### PASSAGE ###

# jeep wrangler 4 door vs toyota 4runner 4x4



## maxibrobro (May 17, 2009)

ok, my other question
jeep wrangler vs toyota 4runner 
thanks


----------



## highdelll (Oct 3, 2008)

4Runners are Bad-Ass!!


----------



## utarch00 (Mar 20, 2009)

4 Runner


----------



## AzSpeedfreek (Feb 3, 2004)

4Runner, better fit and finish, better reliability, the gas milage is close to the same.


----------



## slampe (May 29, 2008)

Love my 4Runner.


----------



## Jaykup (May 20, 2009)

Toyota could put wheels on a turd and id buy it over a Chrysler product.

2001 4Runner and 2005 Tundra

Wouldnt trade em for the world.


----------



## hunrugger (Jul 23, 2008)

4Runner all the way, love my 01 and will get another 4Runner when it's time. 

Though I am envious of the Limited's convertible feature, I am just not going to trade my reliability in for that. 

I really wish the FJ Cruiser would come back (again) with a convertible. Or even bring back the topless 4Runner.


----------



## roox911 (May 28, 2008)

personally can't stand the new runners. Have been a yota guy forever (3 landcruisers, 2 hilux, late 90's runner, taco, camry etc etc) But the new plastic fantastic runners leave me cold. They are now officially yuppy mobiles and shall forever remain in that realm. The only bigger injustice is the FJ, but i wont even get into how us cruiser guys feel slighted by that one.

### RECORDED DATA ###

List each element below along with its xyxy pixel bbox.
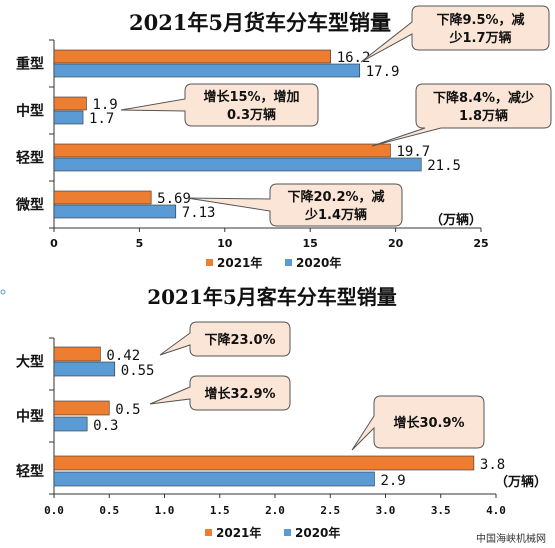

###

OBJECTIVES ::
1. Reproduce the portion of the Wrangler versus 4Runner thread starting at "4Runner all the" and ending at "the topless 4Runner.".
2. List the usernames of everyone who posted in the Wrangler versus 4Runner thread.

TASK RESPONSES ::
1.
4Runner all the way, love my 01 and will get another 4Runner when it's time. 

Though I am envious of the Limited's convertible feature, I am just not going to trade my reliability in for that. 

I really wish the FJ Cruiser would come back (again) with a convertible. Or even bring back the topless 4Runner.

2.
maxibrobro
highdelll
utarch00
AzSpeedfreek
slampe
Jaykup
hunrugger
roox911